◆ Problem to solve:
Extract the records below word for word and ignore the images.

=====

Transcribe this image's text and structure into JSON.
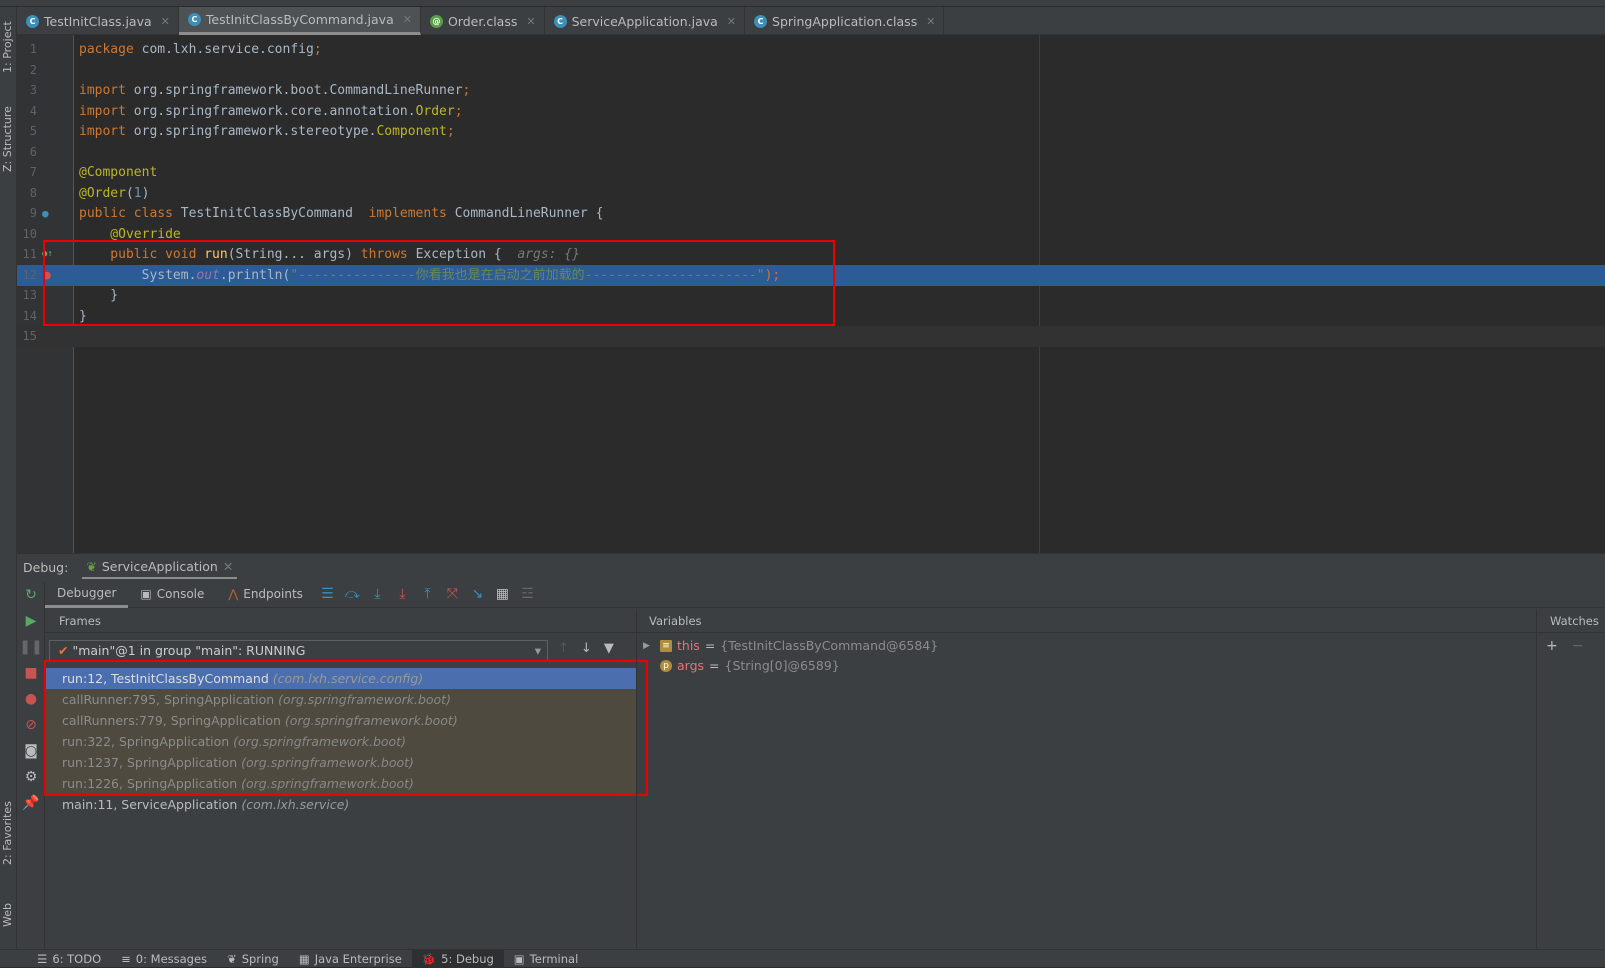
{
  "tabs": [
    {
      "label": "TestInitClass.java",
      "icon": "C",
      "color": "#3d8fb8",
      "active": false
    },
    {
      "label": "TestInitClassByCommand.java",
      "icon": "C",
      "color": "#3d8fb8",
      "active": true
    },
    {
      "label": "Order.class",
      "icon": "@",
      "color": "#5a9f46",
      "active": false
    },
    {
      "label": "ServiceApplication.java",
      "icon": "C",
      "color": "#3d8fb8",
      "active": false
    },
    {
      "label": "SpringApplication.class",
      "icon": "C",
      "color": "#3d8fb8",
      "active": false
    }
  ],
  "left_tools": [
    "1: Project",
    "Z: Structure",
    "2: Favorites",
    "Web"
  ],
  "code": [
    {
      "n": "1",
      "t": [
        [
          "package ",
          "kw"
        ],
        [
          "com.lxh.service.config",
          "tx"
        ],
        [
          ";",
          "kw"
        ]
      ]
    },
    {
      "n": "2",
      "t": []
    },
    {
      "n": "3",
      "t": [
        [
          "import ",
          "kw"
        ],
        [
          "org.springframework.boot.CommandLineRunner",
          "tx"
        ],
        [
          ";",
          "kw"
        ]
      ]
    },
    {
      "n": "4",
      "t": [
        [
          "import ",
          "kw"
        ],
        [
          "org.springframework.core.annotation.",
          "tx"
        ],
        [
          "Order",
          "ann"
        ],
        [
          ";",
          "kw"
        ]
      ]
    },
    {
      "n": "5",
      "t": [
        [
          "import ",
          "kw"
        ],
        [
          "org.springframework.stereotype.",
          "tx"
        ],
        [
          "Component",
          "ann"
        ],
        [
          ";",
          "kw"
        ]
      ]
    },
    {
      "n": "6",
      "t": []
    },
    {
      "n": "7",
      "t": [
        [
          "@Component",
          "ann"
        ]
      ]
    },
    {
      "n": "8",
      "t": [
        [
          "@Order",
          "ann"
        ],
        [
          "(",
          "tx"
        ],
        [
          "1",
          "num"
        ],
        [
          ")",
          "tx"
        ]
      ]
    },
    {
      "n": "9",
      "t": [
        [
          "public class ",
          "kw"
        ],
        [
          "TestInitClassByCommand  ",
          "tx"
        ],
        [
          "implements ",
          "kw"
        ],
        [
          "CommandLineRunner {",
          "tx"
        ]
      ]
    },
    {
      "n": "10",
      "t": [
        [
          "    @Override",
          "ann"
        ]
      ]
    },
    {
      "n": "11",
      "t": [
        [
          "    public void ",
          "kw"
        ],
        [
          "run",
          "mth"
        ],
        [
          "(String... args) ",
          "tx"
        ],
        [
          "throws ",
          "kw"
        ],
        [
          "Exception",
          "tx"
        ],
        [
          " {  ",
          "tx"
        ],
        [
          "args: {}",
          "hint"
        ]
      ]
    },
    {
      "n": "12",
      "t": [
        [
          "        System.",
          "tx"
        ],
        [
          "out",
          "fld"
        ],
        [
          ".println(",
          "tx"
        ],
        [
          "\"---------------你看我也是在启动之前加载的----------------------\"",
          "str"
        ],
        [
          ");",
          "kw"
        ]
      ],
      "highlight": true
    },
    {
      "n": "13",
      "t": [
        [
          "    }",
          "tx"
        ]
      ]
    },
    {
      "n": "14",
      "t": [
        [
          "}",
          "tx"
        ]
      ]
    },
    {
      "n": "15",
      "t": [],
      "current": true
    }
  ],
  "debug": {
    "label": "Debug:",
    "session": "ServiceApplication",
    "tabs": [
      "Debugger",
      "Console",
      "Endpoints"
    ],
    "frames_title": "Frames",
    "thread": "\"main\"@1 in group \"main\": RUNNING",
    "frames": [
      {
        "method": "run:12, TestInitClassByCommand",
        "pkg": "(com.lxh.service.config)",
        "state": "sel"
      },
      {
        "method": "callRunner:795, SpringApplication",
        "pkg": "(org.springframework.boot)",
        "state": "lib"
      },
      {
        "method": "callRunners:779, SpringApplication",
        "pkg": "(org.springframework.boot)",
        "state": "lib"
      },
      {
        "method": "run:322, SpringApplication",
        "pkg": "(org.springframework.boot)",
        "state": "lib"
      },
      {
        "method": "run:1237, SpringApplication",
        "pkg": "(org.springframework.boot)",
        "state": "lib"
      },
      {
        "method": "run:1226, SpringApplication",
        "pkg": "(org.springframework.boot)",
        "state": "lib"
      },
      {
        "method": "main:11, ServiceApplication",
        "pkg": "(com.lxh.service)",
        "state": ""
      }
    ],
    "variables_title": "Variables",
    "variables": [
      {
        "name": "this",
        "value": "{TestInitClassByCommand@6584}"
      },
      {
        "name": "args",
        "value": "{String[0]@6589}"
      }
    ],
    "watches_title": "Watches"
  },
  "bottom": [
    "6: TODO",
    "0: Messages",
    "Spring",
    "Java Enterprise",
    "5: Debug",
    "Terminal"
  ],
  "colors": {
    "highlight_line": "#2d5b95",
    "selected_frame": "#4b6eaf",
    "library_frame": "#4e4a3f",
    "annotation_box": "#ee0000"
  }
}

=====

◆ Task result:
Transcribe this image's text and structure into JSON.
{
  "tabs": [
    {
      "label": "TestInitClass.java",
      "icon": "C",
      "color": "#3d8fb8",
      "active": false
    },
    {
      "label": "TestInitClassByCommand.java",
      "icon": "C",
      "color": "#3d8fb8",
      "active": true
    },
    {
      "label": "Order.class",
      "icon": "@",
      "color": "#5a9f46",
      "active": false
    },
    {
      "label": "ServiceApplication.java",
      "icon": "C",
      "color": "#3d8fb8",
      "active": false
    },
    {
      "label": "SpringApplication.class",
      "icon": "C",
      "color": "#3d8fb8",
      "active": false
    }
  ],
  "left_tools": [
    "1: Project",
    "Z: Structure",
    "2: Favorites",
    "Web"
  ],
  "code": [
    {
      "n": "1",
      "t": [
        [
          "package ",
          "kw"
        ],
        [
          "com.lxh.service.config",
          "tx"
        ],
        [
          ";",
          "kw"
        ]
      ]
    },
    {
      "n": "2",
      "t": []
    },
    {
      "n": "3",
      "t": [
        [
          "import ",
          "kw"
        ],
        [
          "org.springframework.boot.CommandLineRunner",
          "tx"
        ],
        [
          ";",
          "kw"
        ]
      ]
    },
    {
      "n": "4",
      "t": [
        [
          "import ",
          "kw"
        ],
        [
          "org.springframework.core.annotation.",
          "tx"
        ],
        [
          "Order",
          "ann"
        ],
        [
          ";",
          "kw"
        ]
      ]
    },
    {
      "n": "5",
      "t": [
        [
          "import ",
          "kw"
        ],
        [
          "org.springframework.stereotype.",
          "tx"
        ],
        [
          "Component",
          "ann"
        ],
        [
          ";",
          "kw"
        ]
      ]
    },
    {
      "n": "6",
      "t": []
    },
    {
      "n": "7",
      "t": [
        [
          "@Component",
          "ann"
        ]
      ]
    },
    {
      "n": "8",
      "t": [
        [
          "@Order",
          "ann"
        ],
        [
          "(",
          "tx"
        ],
        [
          "1",
          "num"
        ],
        [
          ")",
          "tx"
        ]
      ]
    },
    {
      "n": "9",
      "t": [
        [
          "public class ",
          "kw"
        ],
        [
          "TestInitClassByCommand  ",
          "tx"
        ],
        [
          "implements ",
          "kw"
        ],
        [
          "CommandLineRunner {",
          "tx"
        ]
      ]
    },
    {
      "n": "10",
      "t": [
        [
          "    @Override",
          "ann"
        ]
      ]
    },
    {
      "n": "11",
      "t": [
        [
          "    public void ",
          "kw"
        ],
        [
          "run",
          "mth"
        ],
        [
          "(String... args) ",
          "tx"
        ],
        [
          "throws ",
          "kw"
        ],
        [
          "Exception",
          "tx"
        ],
        [
          " {  ",
          "tx"
        ],
        [
          "args: {}",
          "hint"
        ]
      ]
    },
    {
      "n": "12",
      "t": [
        [
          "        System.",
          "tx"
        ],
        [
          "out",
          "fld"
        ],
        [
          ".println(",
          "tx"
        ],
        [
          "\"---------------你看我也是在启动之前加载的----------------------\"",
          "str"
        ],
        [
          ");",
          "kw"
        ]
      ],
      "highlight": true
    },
    {
      "n": "13",
      "t": [
        [
          "    }",
          "tx"
        ]
      ]
    },
    {
      "n": "14",
      "t": [
        [
          "}",
          "tx"
        ]
      ]
    },
    {
      "n": "15",
      "t": [],
      "current": true
    }
  ],
  "debug": {
    "label": "Debug:",
    "session": "ServiceApplication",
    "tabs": [
      "Debugger",
      "Console",
      "Endpoints"
    ],
    "frames_title": "Frames",
    "thread": "\"main\"@1 in group \"main\": RUNNING",
    "frames": [
      {
        "method": "run:12, TestInitClassByCommand",
        "pkg": "(com.lxh.service.config)",
        "state": "sel"
      },
      {
        "method": "callRunner:795, SpringApplication",
        "pkg": "(org.springframework.boot)",
        "state": "lib"
      },
      {
        "method": "callRunners:779, SpringApplication",
        "pkg": "(org.springframework.boot)",
        "state": "lib"
      },
      {
        "method": "run:322, SpringApplication",
        "pkg": "(org.springframework.boot)",
        "state": "lib"
      },
      {
        "method": "run:1237, SpringApplication",
        "pkg": "(org.springframework.boot)",
        "state": "lib"
      },
      {
        "method": "run:1226, SpringApplication",
        "pkg": "(org.springframework.boot)",
        "state": "lib"
      },
      {
        "method": "main:11, ServiceApplication",
        "pkg": "(com.lxh.service)",
        "state": ""
      }
    ],
    "variables_title": "Variables",
    "variables": [
      {
        "name": "this",
        "value": "{TestInitClassByCommand@6584}"
      },
      {
        "name": "args",
        "value": "{String[0]@6589}"
      }
    ],
    "watches_title": "Watches"
  },
  "bottom": [
    "6: TODO",
    "0: Messages",
    "Spring",
    "Java Enterprise",
    "5: Debug",
    "Terminal"
  ],
  "colors": {
    "highlight_line": "#2d5b95",
    "selected_frame": "#4b6eaf",
    "library_frame": "#4e4a3f",
    "annotation_box": "#ee0000"
  }
}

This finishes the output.